> INPUT MATERIAL
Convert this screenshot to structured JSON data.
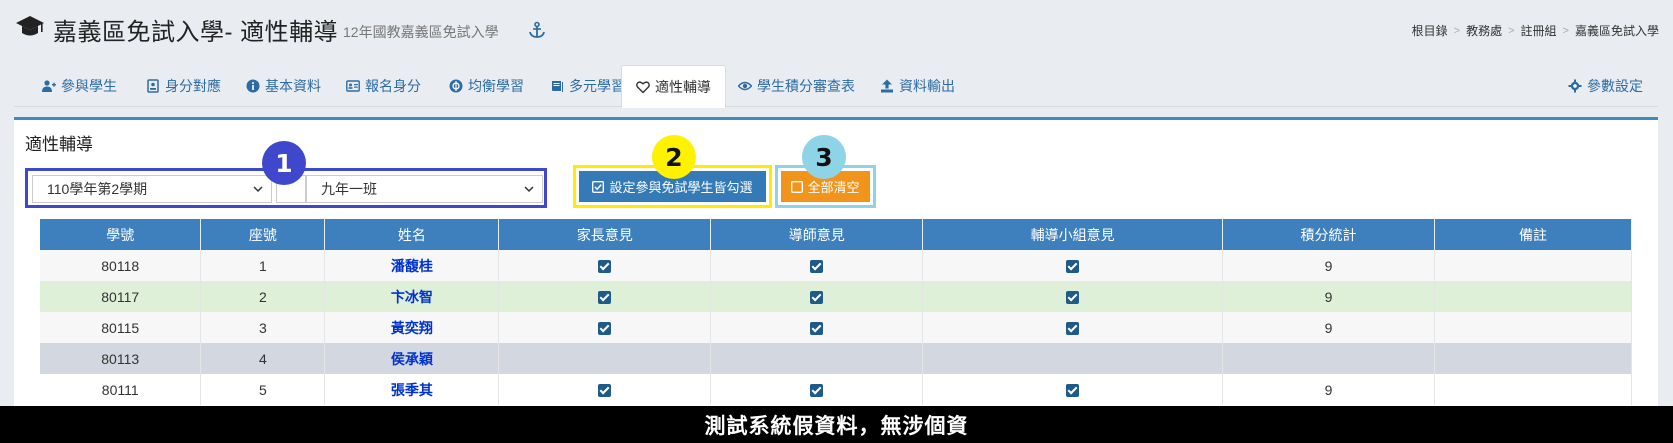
{
  "header": {
    "title": "嘉義區免試入學- 適性輔導",
    "subtitle": "12年國教嘉義區免試入學",
    "breadcrumb": [
      "根目錄",
      "教務處",
      "註冊組",
      "嘉義區免試入學"
    ]
  },
  "tabs": [
    {
      "label": "參與學生",
      "icon": "users-plus-icon"
    },
    {
      "label": "身分對應",
      "icon": "id-card-icon"
    },
    {
      "label": "基本資料",
      "icon": "info-circle-icon"
    },
    {
      "label": "報名身分",
      "icon": "address-card-icon"
    },
    {
      "label": "均衡學習",
      "icon": "balance-icon"
    },
    {
      "label": "多元學習",
      "icon": "book-icon"
    },
    {
      "label": "適性輔導",
      "icon": "heart-icon",
      "active": true
    },
    {
      "label": "學生積分審查表",
      "icon": "eye-icon"
    },
    {
      "label": "資料輸出",
      "icon": "upload-icon"
    },
    {
      "label": "參數設定",
      "icon": "gear-icon"
    }
  ],
  "panel": {
    "title": "適性輔導",
    "semester_select": "110學年第2學期",
    "class_select": "九年一班",
    "set_button": "設定參與免試學生皆勾選",
    "clear_button": "全部清空",
    "badges": [
      "1",
      "2",
      "3"
    ]
  },
  "table": {
    "columns": [
      "學號",
      "座號",
      "姓名",
      "家長意見",
      "導師意見",
      "輔導小組意見",
      "積分統計",
      "備註"
    ],
    "rows": [
      {
        "id": "80118",
        "seat": "1",
        "name": "潘馥桂",
        "parent": true,
        "teacher": true,
        "counsel": true,
        "score": "9",
        "note": ""
      },
      {
        "id": "80117",
        "seat": "2",
        "name": "卞冰智",
        "parent": true,
        "teacher": true,
        "counsel": true,
        "score": "9",
        "note": ""
      },
      {
        "id": "80115",
        "seat": "3",
        "name": "黃奕翔",
        "parent": true,
        "teacher": true,
        "counsel": true,
        "score": "9",
        "note": ""
      },
      {
        "id": "80113",
        "seat": "4",
        "name": "侯承穎",
        "parent": false,
        "teacher": false,
        "counsel": false,
        "score": "",
        "note": ""
      },
      {
        "id": "80111",
        "seat": "5",
        "name": "張季其",
        "parent": true,
        "teacher": true,
        "counsel": true,
        "score": "9",
        "note": ""
      }
    ]
  },
  "footer": {
    "banner": "測試系統假資料，無涉個資"
  },
  "colors": {
    "primary": "#337ab7",
    "table_header": "#3e80bd",
    "warning": "#f0941c",
    "highlight_blue": "#3f48cc",
    "highlight_yellow": "#fff200",
    "highlight_cyan": "#8fd3e6"
  }
}
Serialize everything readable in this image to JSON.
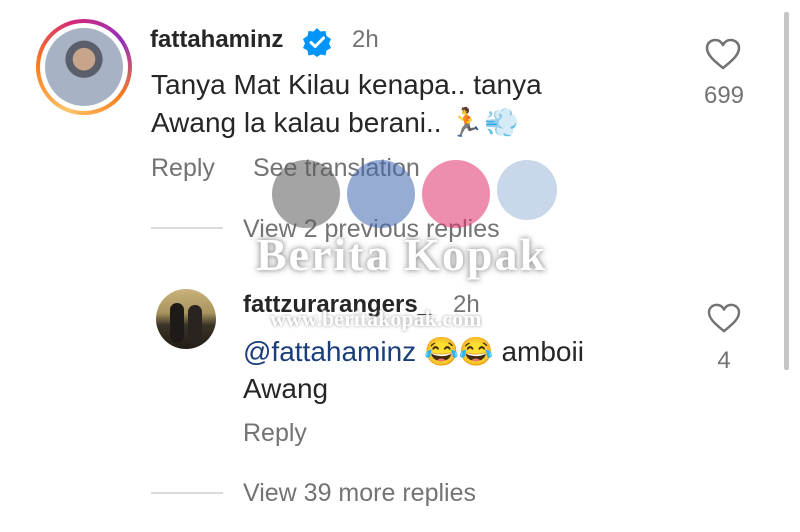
{
  "comment": {
    "username": "fattahaminz",
    "time": "2h",
    "text_line1": "Tanya Mat Kilau kenapa.. tanya",
    "text_line2": "Awang la kalau berani.. 🏃💨",
    "like_count": "699",
    "reply_label": "Reply",
    "translate_label": "See translation"
  },
  "previous_replies_label": "View 2 previous replies",
  "reply": {
    "username": "fattzurarangers_",
    "time": "2h",
    "mention": "@fattahaminz",
    "text_rest": " 😂😂 amboii",
    "text_line2": "Awang",
    "like_count": "4",
    "reply_label": "Reply"
  },
  "more_replies_label": "View 39 more replies",
  "watermark": {
    "brand": "Berita Kopak",
    "url": "www.beritakopak.com"
  },
  "colors": {
    "verified": "#0095f6",
    "secondary_text": "#737373",
    "primary_text": "#262626",
    "mention": "#1a3e7a"
  }
}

> PROMPT
Every record above should be written out again exactly; the pictures stay out of the copy.

> THE RESULT
Convert this screenshot to structured JSON data.
{
  "header": {
    "title": "嘉義區免試入學- 適性輔導",
    "subtitle": "12年國教嘉義區免試入學",
    "breadcrumb": [
      "根目錄",
      "教務處",
      "註冊組",
      "嘉義區免試入學"
    ]
  },
  "tabs": [
    {
      "label": "參與學生",
      "icon": "users-plus-icon"
    },
    {
      "label": "身分對應",
      "icon": "id-card-icon"
    },
    {
      "label": "基本資料",
      "icon": "info-circle-icon"
    },
    {
      "label": "報名身分",
      "icon": "address-card-icon"
    },
    {
      "label": "均衡學習",
      "icon": "balance-icon"
    },
    {
      "label": "多元學習",
      "icon": "book-icon"
    },
    {
      "label": "適性輔導",
      "icon": "heart-icon",
      "active": true
    },
    {
      "label": "學生積分審查表",
      "icon": "eye-icon"
    },
    {
      "label": "資料輸出",
      "icon": "upload-icon"
    },
    {
      "label": "參數設定",
      "icon": "gear-icon"
    }
  ],
  "panel": {
    "title": "適性輔導",
    "semester_select": "110學年第2學期",
    "class_select": "九年一班",
    "set_button": "設定參與免試學生皆勾選",
    "clear_button": "全部清空",
    "badges": [
      "1",
      "2",
      "3"
    ]
  },
  "table": {
    "columns": [
      "學號",
      "座號",
      "姓名",
      "家長意見",
      "導師意見",
      "輔導小組意見",
      "積分統計",
      "備註"
    ],
    "rows": [
      {
        "id": "80118",
        "seat": "1",
        "name": "潘馥桂",
        "parent": true,
        "teacher": true,
        "counsel": true,
        "score": "9",
        "note": ""
      },
      {
        "id": "80117",
        "seat": "2",
        "name": "卞冰智",
        "parent": true,
        "teacher": true,
        "counsel": true,
        "score": "9",
        "note": ""
      },
      {
        "id": "80115",
        "seat": "3",
        "name": "黃奕翔",
        "parent": true,
        "teacher": true,
        "counsel": true,
        "score": "9",
        "note": ""
      },
      {
        "id": "80113",
        "seat": "4",
        "name": "侯承穎",
        "parent": false,
        "teacher": false,
        "counsel": false,
        "score": "",
        "note": ""
      },
      {
        "id": "80111",
        "seat": "5",
        "name": "張季其",
        "parent": true,
        "teacher": true,
        "counsel": true,
        "score": "9",
        "note": ""
      }
    ]
  },
  "footer": {
    "banner": "測試系統假資料，無涉個資"
  },
  "colors": {
    "primary": "#337ab7",
    "table_header": "#3e80bd",
    "warning": "#f0941c",
    "highlight_blue": "#3f48cc",
    "highlight_yellow": "#fff200",
    "highlight_cyan": "#8fd3e6"
  }
}
Serialize everything readable in this image to JSON.
{
  "comment": {
    "username": "fattahaminz",
    "time": "2h",
    "text_line1": "Tanya Mat Kilau kenapa.. tanya",
    "text_line2": "Awang la kalau berani.. 🏃💨",
    "like_count": "699",
    "reply_label": "Reply",
    "translate_label": "See translation"
  },
  "previous_replies_label": "View 2 previous replies",
  "reply": {
    "username": "fattzurarangers_",
    "time": "2h",
    "mention": "@fattahaminz",
    "text_rest": " 😂😂 amboii",
    "text_line2": "Awang",
    "like_count": "4",
    "reply_label": "Reply"
  },
  "more_replies_label": "View 39 more replies",
  "watermark": {
    "brand": "Berita Kopak",
    "url": "www.beritakopak.com"
  },
  "colors": {
    "verified": "#0095f6",
    "secondary_text": "#737373",
    "primary_text": "#262626",
    "mention": "#1a3e7a"
  }
}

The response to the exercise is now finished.